--- Directions for this task ---
Can you give all of the material below as a Markdown table with the columns Row and Line, numbering each line and leaving out blank lines?

--- Records shown ---
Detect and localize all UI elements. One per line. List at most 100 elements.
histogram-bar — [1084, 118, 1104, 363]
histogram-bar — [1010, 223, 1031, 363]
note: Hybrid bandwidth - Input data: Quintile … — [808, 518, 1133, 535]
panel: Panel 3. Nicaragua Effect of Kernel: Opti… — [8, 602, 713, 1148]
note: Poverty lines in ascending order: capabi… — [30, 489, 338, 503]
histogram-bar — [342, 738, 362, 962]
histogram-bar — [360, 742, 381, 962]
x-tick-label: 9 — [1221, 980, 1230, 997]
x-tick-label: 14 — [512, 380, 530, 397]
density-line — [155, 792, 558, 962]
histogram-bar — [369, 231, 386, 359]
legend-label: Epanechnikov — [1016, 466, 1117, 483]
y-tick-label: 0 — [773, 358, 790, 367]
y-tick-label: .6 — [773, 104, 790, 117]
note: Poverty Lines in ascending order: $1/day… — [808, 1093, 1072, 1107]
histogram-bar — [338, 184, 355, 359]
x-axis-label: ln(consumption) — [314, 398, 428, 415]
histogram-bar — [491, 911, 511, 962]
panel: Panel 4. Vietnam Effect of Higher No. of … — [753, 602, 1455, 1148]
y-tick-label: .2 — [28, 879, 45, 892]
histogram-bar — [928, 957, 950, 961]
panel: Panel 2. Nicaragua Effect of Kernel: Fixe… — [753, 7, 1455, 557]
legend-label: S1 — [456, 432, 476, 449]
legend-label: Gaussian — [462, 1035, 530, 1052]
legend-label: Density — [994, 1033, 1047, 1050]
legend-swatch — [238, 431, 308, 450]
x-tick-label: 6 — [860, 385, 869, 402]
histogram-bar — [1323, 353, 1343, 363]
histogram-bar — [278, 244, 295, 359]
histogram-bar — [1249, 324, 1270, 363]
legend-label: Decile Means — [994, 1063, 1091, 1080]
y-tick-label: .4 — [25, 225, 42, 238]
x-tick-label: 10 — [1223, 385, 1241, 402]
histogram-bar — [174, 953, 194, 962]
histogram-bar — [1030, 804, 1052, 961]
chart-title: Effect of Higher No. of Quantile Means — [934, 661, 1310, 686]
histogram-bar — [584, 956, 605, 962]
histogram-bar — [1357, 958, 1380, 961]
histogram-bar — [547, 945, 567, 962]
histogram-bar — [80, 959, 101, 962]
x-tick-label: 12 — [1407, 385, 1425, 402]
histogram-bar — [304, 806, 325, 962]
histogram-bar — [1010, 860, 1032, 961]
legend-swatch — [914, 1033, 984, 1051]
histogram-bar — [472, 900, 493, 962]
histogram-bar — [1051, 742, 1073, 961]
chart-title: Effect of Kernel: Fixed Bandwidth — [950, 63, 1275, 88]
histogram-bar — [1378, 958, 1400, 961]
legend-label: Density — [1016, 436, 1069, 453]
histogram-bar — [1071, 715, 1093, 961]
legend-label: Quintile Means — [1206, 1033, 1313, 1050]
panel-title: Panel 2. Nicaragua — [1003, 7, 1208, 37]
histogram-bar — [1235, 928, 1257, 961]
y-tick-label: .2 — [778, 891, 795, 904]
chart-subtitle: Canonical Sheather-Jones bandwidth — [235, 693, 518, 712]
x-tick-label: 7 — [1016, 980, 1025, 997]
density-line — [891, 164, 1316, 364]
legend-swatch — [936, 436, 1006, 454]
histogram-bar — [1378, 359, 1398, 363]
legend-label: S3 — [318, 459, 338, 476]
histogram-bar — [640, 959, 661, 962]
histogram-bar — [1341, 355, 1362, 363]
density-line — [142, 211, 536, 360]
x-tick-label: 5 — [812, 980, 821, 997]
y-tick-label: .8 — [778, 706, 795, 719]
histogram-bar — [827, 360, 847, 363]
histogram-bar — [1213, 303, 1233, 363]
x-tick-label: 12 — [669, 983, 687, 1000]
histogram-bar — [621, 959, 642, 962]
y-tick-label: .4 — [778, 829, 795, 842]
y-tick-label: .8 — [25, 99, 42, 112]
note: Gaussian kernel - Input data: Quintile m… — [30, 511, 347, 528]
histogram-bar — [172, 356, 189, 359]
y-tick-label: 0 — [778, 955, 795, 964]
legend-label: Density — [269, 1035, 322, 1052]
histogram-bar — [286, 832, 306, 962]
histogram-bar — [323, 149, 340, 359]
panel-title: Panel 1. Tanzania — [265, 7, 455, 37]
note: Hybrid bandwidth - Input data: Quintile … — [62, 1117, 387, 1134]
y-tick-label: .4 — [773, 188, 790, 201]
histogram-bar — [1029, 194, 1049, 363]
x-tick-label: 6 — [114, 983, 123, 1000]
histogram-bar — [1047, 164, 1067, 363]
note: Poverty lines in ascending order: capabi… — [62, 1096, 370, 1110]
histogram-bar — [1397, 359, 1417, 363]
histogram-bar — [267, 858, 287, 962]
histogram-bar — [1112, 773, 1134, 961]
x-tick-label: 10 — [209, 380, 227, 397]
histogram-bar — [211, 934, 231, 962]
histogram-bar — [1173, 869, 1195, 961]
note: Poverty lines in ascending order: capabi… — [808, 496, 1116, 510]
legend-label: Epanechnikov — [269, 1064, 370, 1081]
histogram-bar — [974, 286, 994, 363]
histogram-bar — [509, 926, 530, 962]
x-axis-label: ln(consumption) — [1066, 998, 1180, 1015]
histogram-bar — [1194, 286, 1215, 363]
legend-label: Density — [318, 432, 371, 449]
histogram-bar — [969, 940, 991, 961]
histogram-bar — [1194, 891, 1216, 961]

--- Exercise result ---
| Row | Line |
|---|---|
| 1 | Detect and localize all UI elements. One per line. List at most 100 elements. |
| 2 | histogram-bar — [1084, 118, 1104, 363] |
| 3 | histogram-bar — [1010, 223, 1031, 363] |
| 4 | note: Hybrid bandwidth - Input data: Quintile … — [808, 518, 1133, 535] |
| 5 | panel: Panel 3. Nicaragua Effect of Kernel: Opti… — [8, 602, 713, 1148] |
| 6 | note: Poverty lines in ascending order: capabi… — [30, 489, 338, 503] |
| 7 | histogram-bar — [342, 738, 362, 962] |
| 8 | histogram-bar — [360, 742, 381, 962] |
| 9 | x-tick-label: 9 — [1221, 980, 1230, 997] |
| 10 | x-tick-label: 14 — [512, 380, 530, 397] |
| 11 | density-line — [155, 792, 558, 962] |
| 12 | histogram-bar — [369, 231, 386, 359] |
| 13 | legend-label: Epanechnikov — [1016, 466, 1117, 483] |
| 14 | y-tick-label: 0 — [773, 358, 790, 367] |
| 15 | y-tick-label: .6 — [773, 104, 790, 117] |
| 16 | note: Poverty Lines in ascending order: $1/day… — [808, 1093, 1072, 1107] |
| 17 | histogram-bar — [338, 184, 355, 359] |
| 18 | x-axis-label: ln(consumption) — [314, 398, 428, 415] |
| 19 | histogram-bar — [491, 911, 511, 962] |
| 20 | panel: Panel 4. Vietnam Effect of Higher No. of … — [753, 602, 1455, 1148] |
| 21 | y-tick-label: .2 — [28, 879, 45, 892] |
| 22 | histogram-bar — [928, 957, 950, 961] |
| 23 | panel: Panel 2. Nicaragua Effect of Kernel: Fixe… — [753, 7, 1455, 557] |
| 24 | legend-label: S1 — [456, 432, 476, 449] |
| 25 | legend-label: Gaussian — [462, 1035, 530, 1052] |
| 26 | legend-label: Density — [994, 1033, 1047, 1050] |
| 27 | legend-swatch — [238, 431, 308, 450] |
| 28 | x-tick-label: 6 — [860, 385, 869, 402] |
| 29 | histogram-bar — [1323, 353, 1343, 363] |
| 30 | histogram-bar — [278, 244, 295, 359] |
| 31 | histogram-bar — [1249, 324, 1270, 363] |
| 32 | legend-label: Decile Means — [994, 1063, 1091, 1080] |
| 33 | y-tick-label: .4 — [25, 225, 42, 238] |
| 34 | x-tick-label: 10 — [1223, 385, 1241, 402] |
| 35 | histogram-bar — [174, 953, 194, 962] |
| 36 | histogram-bar — [1030, 804, 1052, 961] |
| 37 | chart-title: Effect of Higher No. of Quantile Means — [934, 661, 1310, 686] |
| 38 | histogram-bar — [584, 956, 605, 962] |
| 39 | histogram-bar — [1357, 958, 1380, 961] |
| 40 | histogram-bar — [547, 945, 567, 962] |
| 41 | histogram-bar — [80, 959, 101, 962] |
| 42 | x-tick-label: 12 — [1407, 385, 1425, 402] |
| 43 | histogram-bar — [304, 806, 325, 962] |
| 44 | histogram-bar — [1010, 860, 1032, 961] |
| 45 | legend-swatch — [914, 1033, 984, 1051] |
| 46 | histogram-bar — [472, 900, 493, 962] |
| 47 | histogram-bar — [1051, 742, 1073, 961] |
| 48 | chart-title: Effect of Kernel: Fixed Bandwidth — [950, 63, 1275, 88] |
| 49 | histogram-bar — [1378, 958, 1400, 961] |
| 50 | legend-label: Density — [1016, 436, 1069, 453] |
| 51 | histogram-bar — [1071, 715, 1093, 961] |
| 52 | legend-label: Quintile Means — [1206, 1033, 1313, 1050] |
| 53 | panel-title: Panel 2. Nicaragua — [1003, 7, 1208, 37] |
| 54 | histogram-bar — [1235, 928, 1257, 961] |
| 55 | y-tick-label: .2 — [778, 891, 795, 904] |
| 56 | chart-subtitle: Canonical Sheather-Jones bandwidth — [235, 693, 518, 712] |
| 57 | x-tick-label: 7 — [1016, 980, 1025, 997] |
| 58 | density-line — [891, 164, 1316, 364] |
| 59 | legend-swatch — [936, 436, 1006, 454] |
| 60 | histogram-bar — [1378, 359, 1398, 363] |
| 61 | legend-label: S3 — [318, 459, 338, 476] |
| 62 | histogram-bar — [640, 959, 661, 962] |
| 63 | histogram-bar — [1341, 355, 1362, 363] |
| 64 | density-line — [142, 211, 536, 360] |
| 65 | x-tick-label: 5 — [812, 980, 821, 997] |
| 66 | y-tick-label: .8 — [778, 706, 795, 719] |
| 67 | histogram-bar — [827, 360, 847, 363] |
| 68 | histogram-bar — [1213, 303, 1233, 363] |
| 69 | x-tick-label: 12 — [669, 983, 687, 1000] |
| 70 | histogram-bar — [621, 959, 642, 962] |
| 71 | y-tick-label: .4 — [778, 829, 795, 842] |
| 72 | y-tick-label: .8 — [25, 99, 42, 112] |
| 73 | note: Gaussian kernel - Input data: Quintile m… — [30, 511, 347, 528] |
| 74 | histogram-bar — [172, 356, 189, 359] |
| 75 | y-tick-label: 0 — [778, 955, 795, 964] |
| 76 | legend-label: Density — [269, 1035, 322, 1052] |
| 77 | histogram-bar — [286, 832, 306, 962] |
| 78 | histogram-bar — [323, 149, 340, 359] |
| 79 | panel-title: Panel 1. Tanzania — [265, 7, 455, 37] |
| 80 | note: Hybrid bandwidth - Input data: Quintile … — [62, 1117, 387, 1134] |
| 81 | y-tick-label: .4 — [773, 188, 790, 201] |
| 82 | histogram-bar — [1029, 194, 1049, 363] |
| 83 | x-tick-label: 6 — [114, 983, 123, 1000] |
| 84 | histogram-bar — [1047, 164, 1067, 363] |
| 85 | note: Poverty lines in ascending order: capabi… — [62, 1096, 370, 1110] |
| 86 | histogram-bar — [1397, 359, 1417, 363] |
| 87 | histogram-bar — [267, 858, 287, 962] |
| 88 | histogram-bar — [1112, 773, 1134, 961] |
| 89 | x-tick-label: 10 — [209, 380, 227, 397] |
| 90 | histogram-bar — [211, 934, 231, 962] |
| 91 | histogram-bar — [1173, 869, 1195, 961] |
| 92 | note: Poverty lines in ascending order: capabi… — [808, 496, 1116, 510] |
| 93 | legend-label: Epanechnikov — [269, 1064, 370, 1081] |
| 94 | histogram-bar — [974, 286, 994, 363] |
| 95 | histogram-bar — [509, 926, 530, 962] |
| 96 | x-axis-label: ln(consumption) — [1066, 998, 1180, 1015] |
| 97 | histogram-bar — [1194, 286, 1215, 363] |
| 98 | legend-label: Density — [318, 432, 371, 449] |
| 99 | histogram-bar — [969, 940, 991, 961] |
| 100 | histogram-bar — [1194, 891, 1216, 961] |